• Task inputs:
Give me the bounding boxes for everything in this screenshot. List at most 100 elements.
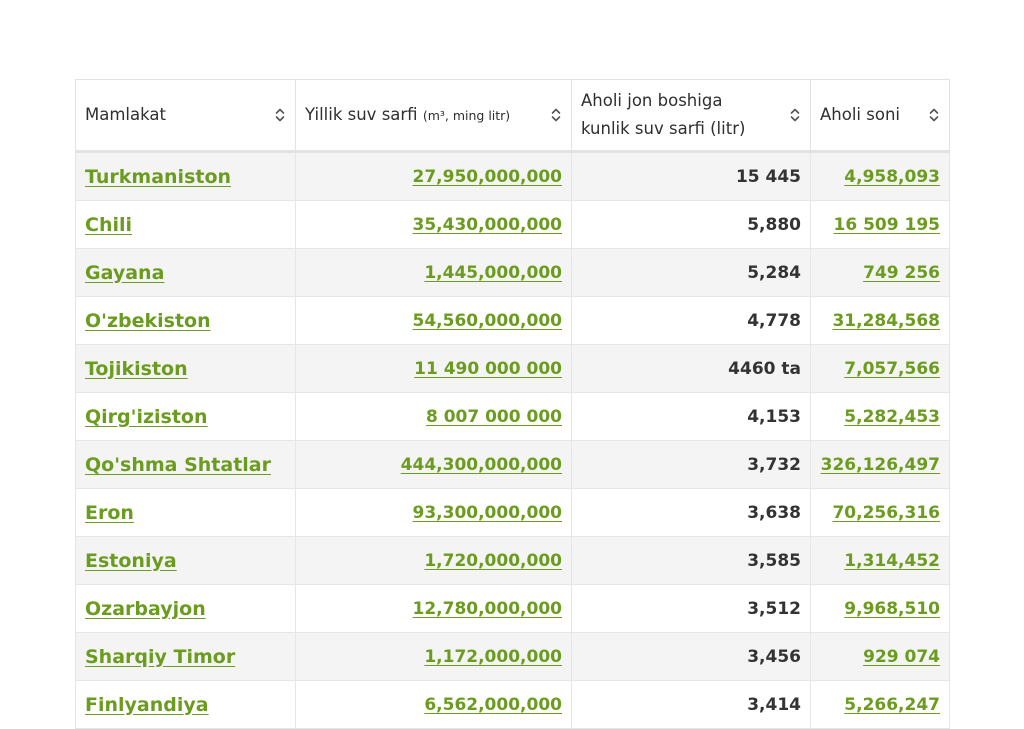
country-link[interactable]: Ozarbayjon xyxy=(85,597,206,620)
column-header-annual-water-unit: (m³, ming litr) xyxy=(422,107,511,123)
cell-annual-water: 8 007 000 000 xyxy=(295,392,572,441)
cell-per-capita: 3,456 xyxy=(571,632,811,681)
cell-country: Turkmaniston xyxy=(75,151,296,201)
column-header-population-label: Aholi soni xyxy=(820,105,900,124)
country-link[interactable]: O'zbekiston xyxy=(85,309,211,332)
cell-annual-water: 12,780,000,000 xyxy=(295,584,572,633)
table-row: Qirg'iziston 8 007 000 000 4,153 5,282,453 xyxy=(75,392,950,441)
cell-country: Finlyandiya xyxy=(75,680,296,729)
table-row: Tojikiston 11 490 000 000 4460 ta 7,057,566 xyxy=(75,344,950,393)
population-link[interactable]: 4,958,093 xyxy=(844,166,940,187)
table-row: Sharqiy Timor 1,172,000,000 3,456 929 074 xyxy=(75,632,950,681)
column-header-annual-water[interactable]: Yillik suv sarfi (m³, ming litr) xyxy=(295,79,572,153)
cell-country: Gayana xyxy=(75,248,296,297)
population-link[interactable]: 1,314,452 xyxy=(844,550,940,571)
population-link[interactable]: 5,266,247 xyxy=(844,694,940,715)
country-link[interactable]: Gayana xyxy=(85,261,165,284)
cell-country: Chili xyxy=(75,200,296,249)
sort-updown-icon[interactable] xyxy=(789,107,801,123)
country-link[interactable]: Qo'shma Shtatlar xyxy=(85,453,271,476)
population-link[interactable]: 9,968,510 xyxy=(844,598,940,619)
table-row: Chili 35,430,000,000 5,880 16 509 195 xyxy=(75,200,950,249)
annual-water-link[interactable]: 93,300,000,000 xyxy=(412,502,563,523)
annual-water-link[interactable]: 12,780,000,000 xyxy=(412,598,563,619)
annual-water-link[interactable]: 27,950,000,000 xyxy=(412,166,563,187)
annual-water-link[interactable]: 11 490 000 000 xyxy=(414,358,562,379)
sort-updown-icon[interactable] xyxy=(274,107,286,123)
annual-water-link[interactable]: 35,430,000,000 xyxy=(412,214,563,235)
annual-water-link[interactable]: 1,445,000,000 xyxy=(424,262,562,283)
table-header-row: Mamlakat Yillik suv sarfi (m³, ming litr… xyxy=(75,79,950,153)
cell-population: 5,282,453 xyxy=(810,392,950,441)
annual-water-link[interactable]: 54,560,000,000 xyxy=(412,310,563,331)
table-row: O'zbekiston 54,560,000,000 4,778 31,284,568 xyxy=(75,296,950,345)
cell-annual-water: 11 490 000 000 xyxy=(295,344,572,393)
population-link[interactable]: 70,256,316 xyxy=(832,502,940,523)
cell-population: 7,057,566 xyxy=(810,344,950,393)
cell-country: Sharqiy Timor xyxy=(75,632,296,681)
table-row: Turkmaniston 27,950,000,000 15 445 4,958,09… xyxy=(75,151,950,201)
population-link[interactable]: 326,126,497 xyxy=(820,454,940,475)
cell-annual-water: 1,445,000,000 xyxy=(295,248,572,297)
country-link[interactable]: Chili xyxy=(85,213,133,236)
table-row: Gayana 1,445,000,000 5,284 749 256 xyxy=(75,248,950,297)
table-row: Finlyandiya 6,562,000,000 3,414 5,266,247 xyxy=(75,680,950,729)
population-link[interactable]: 7,057,566 xyxy=(844,358,940,379)
annual-water-link[interactable]: 1,172,000,000 xyxy=(424,646,562,667)
cell-annual-water: 444,300,000,000 xyxy=(295,440,572,489)
country-link[interactable]: Estoniya xyxy=(85,549,177,572)
cell-per-capita: 3,732 xyxy=(571,440,811,489)
column-header-per-capita[interactable]: Aholi jon boshiga kunlik suv sarfi (litr… xyxy=(571,79,811,153)
column-header-population[interactable]: Aholi soni xyxy=(810,79,950,153)
cell-per-capita: 15 445 xyxy=(571,151,811,201)
cell-per-capita: 4,778 xyxy=(571,296,811,345)
cell-annual-water: 6,562,000,000 xyxy=(295,680,572,729)
cell-population: 749 256 xyxy=(810,248,950,297)
column-header-country[interactable]: Mamlakat xyxy=(75,79,296,153)
cell-annual-water: 27,950,000,000 xyxy=(295,151,572,201)
country-link[interactable]: Qirg'iziston xyxy=(85,405,208,428)
population-link[interactable]: 749 256 xyxy=(863,262,940,283)
cell-annual-water: 1,172,000,000 xyxy=(295,632,572,681)
country-link[interactable]: Finlyandiya xyxy=(85,693,209,716)
cell-per-capita: 3,638 xyxy=(571,488,811,537)
cell-country: Qo'shma Shtatlar xyxy=(75,440,296,489)
sort-updown-icon[interactable] xyxy=(928,107,940,123)
population-link[interactable]: 5,282,453 xyxy=(844,406,940,427)
cell-country: Estoniya xyxy=(75,536,296,585)
table-row: Estoniya 1,720,000,000 3,585 1,314,452 xyxy=(75,536,950,585)
country-link[interactable]: Tojikiston xyxy=(85,357,188,380)
cell-country: Ozarbayjon xyxy=(75,584,296,633)
cell-per-capita: 5,880 xyxy=(571,200,811,249)
population-link[interactable]: 31,284,568 xyxy=(832,310,940,331)
cell-population: 31,284,568 xyxy=(810,296,950,345)
cell-population: 4,958,093 xyxy=(810,151,950,201)
cell-per-capita: 3,414 xyxy=(571,680,811,729)
annual-water-link[interactable]: 1,720,000,000 xyxy=(424,550,562,571)
cell-annual-water: 93,300,000,000 xyxy=(295,488,572,537)
table-row: Qo'shma Shtatlar 444,300,000,000 3,732 326,… xyxy=(75,440,950,489)
sort-updown-icon[interactable] xyxy=(550,107,562,123)
country-link[interactable]: Turkmaniston xyxy=(85,165,232,188)
cell-country: Eron xyxy=(75,488,296,537)
table-row: Ozarbayjon 12,780,000,000 3,512 9,968,510 xyxy=(75,584,950,633)
table-body: Turkmaniston 27,950,000,000 15 445 4,958,09… xyxy=(75,151,950,729)
cell-population: 16 509 195 xyxy=(810,200,950,249)
cell-population: 929 074 xyxy=(810,632,950,681)
cell-annual-water: 35,430,000,000 xyxy=(295,200,572,249)
cell-population: 5,266,247 xyxy=(810,680,950,729)
country-link[interactable]: Sharqiy Timor xyxy=(85,645,236,668)
column-header-per-capita-line2: kunlik suv sarfi (litr) xyxy=(581,119,746,138)
annual-water-link[interactable]: 444,300,000,000 xyxy=(400,454,562,475)
cell-annual-water: 1,720,000,000 xyxy=(295,536,572,585)
cell-population: 70,256,316 xyxy=(810,488,950,537)
annual-water-link[interactable]: 8 007 000 000 xyxy=(425,406,562,427)
country-link[interactable]: Eron xyxy=(85,501,134,524)
cell-annual-water: 54,560,000,000 xyxy=(295,296,572,345)
water-usage-table-container: Mamlakat Yillik suv sarfi (m³, ming litr… xyxy=(75,79,950,729)
cell-population: 326,126,497 xyxy=(810,440,950,489)
cell-per-capita: 4,153 xyxy=(571,392,811,441)
annual-water-link[interactable]: 6,562,000,000 xyxy=(424,694,562,715)
population-link[interactable]: 929 074 xyxy=(863,646,940,667)
population-link[interactable]: 16 509 195 xyxy=(833,214,940,235)
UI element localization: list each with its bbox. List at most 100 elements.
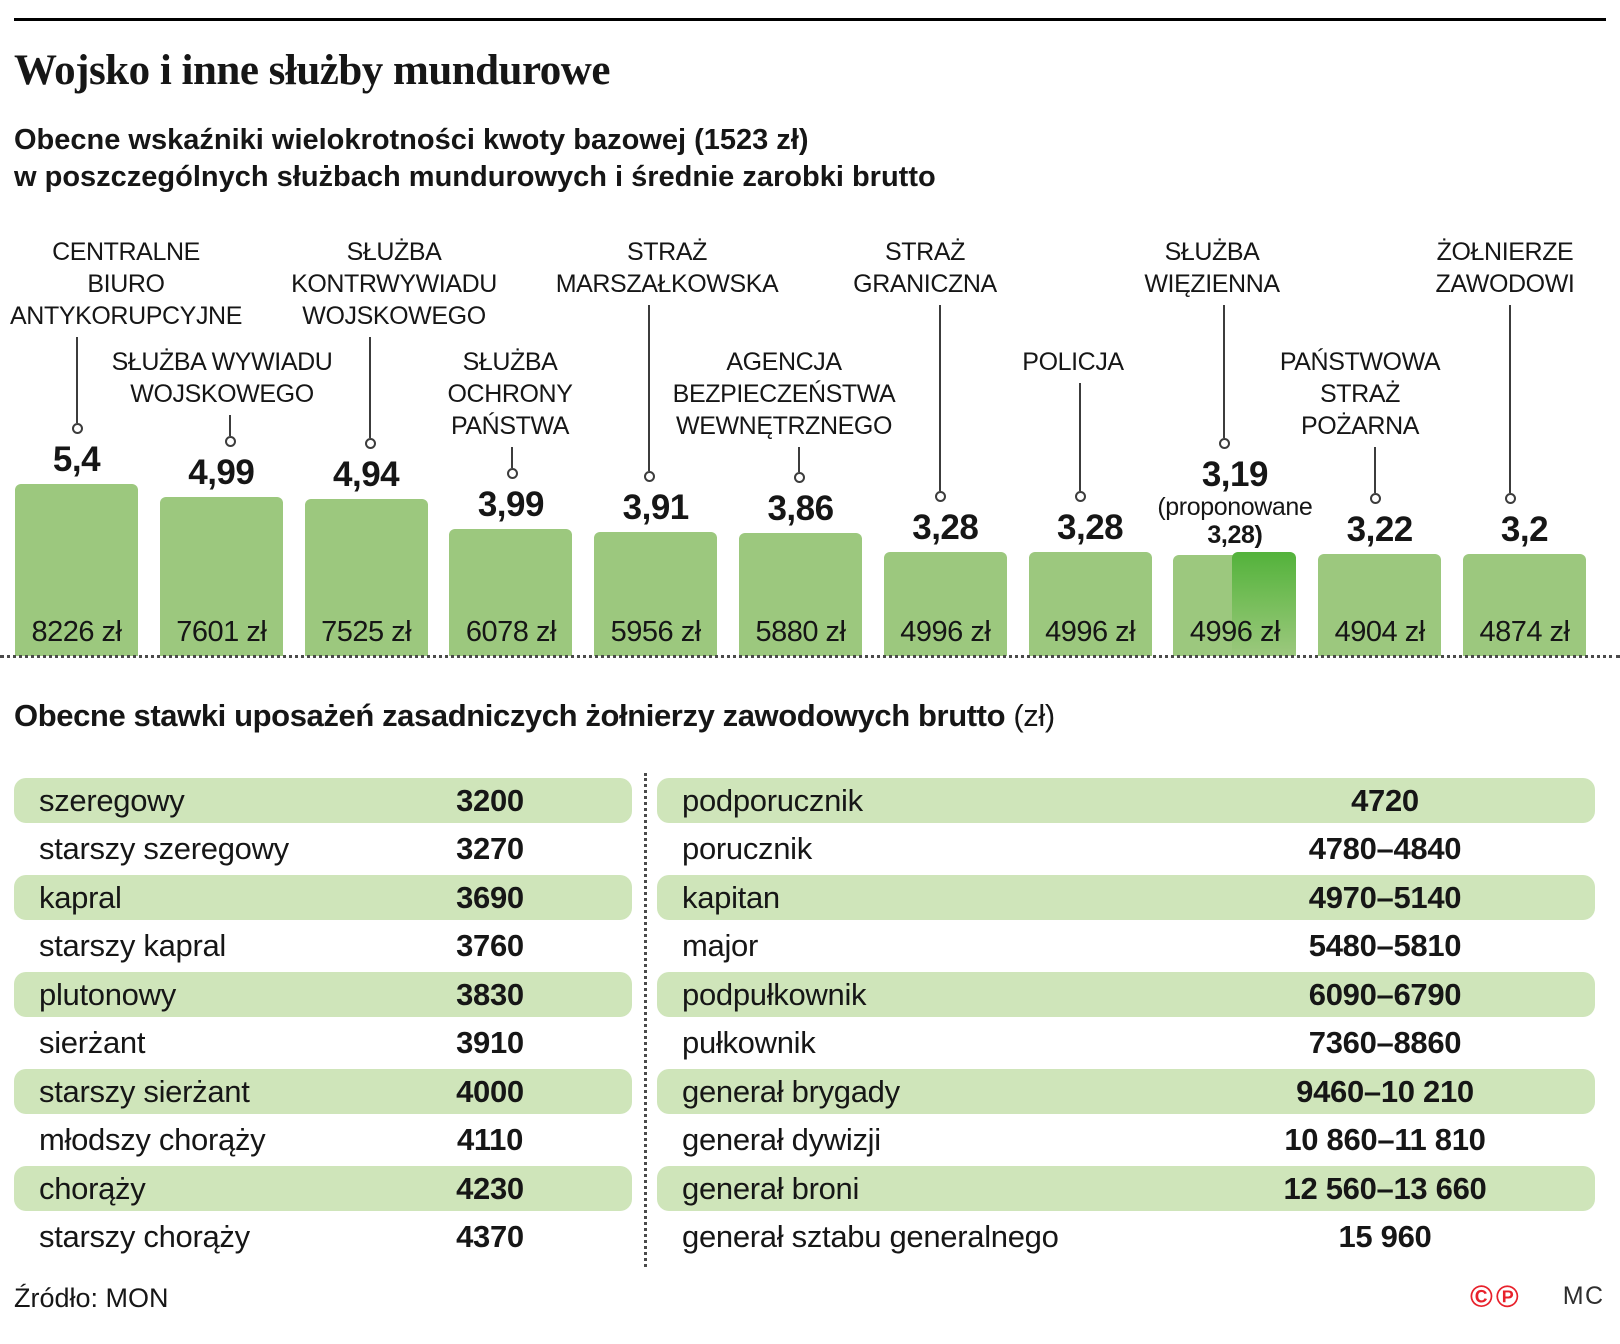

• Requirement:
Can you give all the records above again with every "population-link" changed to "population-anchor", keeping everything else the same and leaving out the pictures?

• Result of the task:
Give me the bounding boxes for everything in this screenshot. List at most 100 elements.
country-link[interactable]: Ozarbayjon xyxy=(85,597,206,620)
column-header-annual-water-unit: (m³, ming litr) xyxy=(422,107,511,123)
cell-annual-water: 8 007 000 000 xyxy=(295,392,572,441)
cell-per-capita: 3,456 xyxy=(571,632,811,681)
cell-country: Turkmaniston xyxy=(75,151,296,201)
column-header-population-label: Aholi soni xyxy=(820,105,900,124)
country-link[interactable]: O'zbekiston xyxy=(85,309,211,332)
cell-annual-water: 12,780,000,000 xyxy=(295,584,572,633)
table-row: Qirg'iziston 8 007 000 000 4,153 5,282,453 xyxy=(75,392,950,441)
cell-country: Finlyandiya xyxy=(75,680,296,729)
table-row: Tojikiston 11 490 000 000 4460 ta 7,057,566 xyxy=(75,344,950,393)
population-anchor[interactable]: 4,958,093 xyxy=(844,166,940,187)
table-row: Sharqiy Timor 1,172,000,000 3,456 929 074 xyxy=(75,632,950,681)
column-header-annual-water[interactable]: Yillik suv sarfi (m³, ming litr) xyxy=(295,79,572,153)
cell-country: Gayana xyxy=(75,248,296,297)
population-anchor[interactable]: 1,314,452 xyxy=(844,550,940,571)
population-anchor[interactable]: 5,266,247 xyxy=(844,694,940,715)
country-link[interactable]: Gayana xyxy=(85,261,165,284)
cell-country: Chili xyxy=(75,200,296,249)
sort-updown-icon[interactable] xyxy=(789,107,801,123)
country-link[interactable]: Qo'shma Shtatlar xyxy=(85,453,271,476)
population-anchor[interactable]: 9,968,510 xyxy=(844,598,940,619)
table-row: Chili 35,430,000,000 5,880 16 509 195 xyxy=(75,200,950,249)
annual-water-link[interactable]: 93,300,000,000 xyxy=(412,502,563,523)
annual-water-link[interactable]: 12,780,000,000 xyxy=(412,598,563,619)
annual-water-link[interactable]: 27,950,000,000 xyxy=(412,166,563,187)
annual-water-link[interactable]: 11 490 000 000 xyxy=(414,358,562,379)
sort-updown-icon[interactable] xyxy=(274,107,286,123)
annual-water-link[interactable]: 35,430,000,000 xyxy=(412,214,563,235)
annual-water-link[interactable]: 1,445,000,000 xyxy=(424,262,562,283)
table-header-row: Mamlakat Yillik suv sarfi (m³, ming litr… xyxy=(75,79,950,153)
cell-population: 5,282,453 xyxy=(810,392,950,441)
annual-water-link[interactable]: 54,560,000,000 xyxy=(412,310,563,331)
table-row: O'zbekiston 54,560,000,000 4,778 31,284,568 xyxy=(75,296,950,345)
cell-annual-water: 11 490 000 000 xyxy=(295,344,572,393)
population-anchor[interactable]: 70,256,316 xyxy=(832,502,940,523)
cell-population: 7,057,566 xyxy=(810,344,950,393)
cell-country: Sharqiy Timor xyxy=(75,632,296,681)
table-row: Turkmaniston 27,950,000,000 15 445 4,958,09… xyxy=(75,151,950,201)
population-anchor[interactable]: 326,126,497 xyxy=(820,454,940,475)
cell-annual-water: 1,445,000,000 xyxy=(295,248,572,297)
country-link[interactable]: Chili xyxy=(85,213,133,236)
table-row: Gayana 1,445,000,000 5,284 749 256 xyxy=(75,248,950,297)
table-row: Finlyandiya 6,562,000,000 3,414 5,266,247 xyxy=(75,680,950,729)
population-anchor[interactable]: 7,057,566 xyxy=(844,358,940,379)
annual-water-link[interactable]: 1,172,000,000 xyxy=(424,646,562,667)
cell-annual-water: 444,300,000,000 xyxy=(295,440,572,489)
country-link[interactable]: Estoniya xyxy=(85,549,177,572)
cell-per-capita: 3,732 xyxy=(571,440,811,489)
column-header-per-capita[interactable]: Aholi jon boshiga kunlik suv sarfi (litr… xyxy=(571,79,811,153)
column-header-population[interactable]: Aholi soni xyxy=(810,79,950,153)
cell-per-capita: 15 445 xyxy=(571,151,811,201)
cell-per-capita: 4,778 xyxy=(571,296,811,345)
cell-annual-water: 6,562,000,000 xyxy=(295,680,572,729)
cell-population: 749 256 xyxy=(810,248,950,297)
column-header-country[interactable]: Mamlakat xyxy=(75,79,296,153)
cell-annual-water: 27,950,000,000 xyxy=(295,151,572,201)
country-link[interactable]: Qirg'iziston xyxy=(85,405,208,428)
population-anchor[interactable]: 749 256 xyxy=(863,262,940,283)
cell-annual-water: 1,172,000,000 xyxy=(295,632,572,681)
country-link[interactable]: Finlyandiya xyxy=(85,693,209,716)
cell-per-capita: 3,638 xyxy=(571,488,811,537)
cell-country: Qo'shma Shtatlar xyxy=(75,440,296,489)
sort-updown-icon[interactable] xyxy=(928,107,940,123)
population-anchor[interactable]: 5,282,453 xyxy=(844,406,940,427)
cell-country: Estoniya xyxy=(75,536,296,585)
table-row: Estoniya 1,720,000,000 3,585 1,314,452 xyxy=(75,536,950,585)
country-link[interactable]: Tojikiston xyxy=(85,357,188,380)
cell-country: Ozarbayjon xyxy=(75,584,296,633)
cell-per-capita: 5,880 xyxy=(571,200,811,249)
population-anchor[interactable]: 31,284,568 xyxy=(832,310,940,331)
cell-population: 31,284,568 xyxy=(810,296,950,345)
cell-population: 4,958,093 xyxy=(810,151,950,201)
cell-per-capita: 3,414 xyxy=(571,680,811,729)
annual-water-link[interactable]: 1,720,000,000 xyxy=(424,550,562,571)
cell-annual-water: 93,300,000,000 xyxy=(295,488,572,537)
table-row: Qo'shma Shtatlar 444,300,000,000 3,732 326,… xyxy=(75,440,950,489)
sort-updown-icon[interactable] xyxy=(550,107,562,123)
country-link[interactable]: Turkmaniston xyxy=(85,165,232,188)
cell-country: Eron xyxy=(75,488,296,537)
table-row: Ozarbayjon 12,780,000,000 3,512 9,968,510 xyxy=(75,584,950,633)
table-body: Turkmaniston 27,950,000,000 15 445 4,958,09… xyxy=(75,151,950,729)
cell-population: 16 509 195 xyxy=(810,200,950,249)
cell-population: 929 074 xyxy=(810,632,950,681)
cell-annual-water: 35,430,000,000 xyxy=(295,200,572,249)
cell-population: 5,266,247 xyxy=(810,680,950,729)
country-link[interactable]: Sharqiy Timor xyxy=(85,645,236,668)
column-header-per-capita-line2: kunlik suv sarfi (litr) xyxy=(581,119,746,138)
annual-water-link[interactable]: 444,300,000,000 xyxy=(400,454,562,475)
cell-annual-water: 1,720,000,000 xyxy=(295,536,572,585)
cell-population: 70,256,316 xyxy=(810,488,950,537)
annual-water-link[interactable]: 8 007 000 000 xyxy=(425,406,562,427)
country-link[interactable]: Eron xyxy=(85,501,134,524)
cell-annual-water: 54,560,000,000 xyxy=(295,296,572,345)
water-usage-table-container: Mamlakat Yillik suv sarfi (m³, ming litr… xyxy=(75,79,950,729)
cell-population: 326,126,497 xyxy=(810,440,950,489)
cell-per-capita: 4,153 xyxy=(571,392,811,441)
annual-water-link[interactable]: 6,562,000,000 xyxy=(424,694,562,715)
population-anchor[interactable]: 929 074 xyxy=(863,646,940,667)
population-anchor[interactable]: 16 509 195 xyxy=(833,214,940,235)
UI element localization: list each with its bbox. List at most 100 elements.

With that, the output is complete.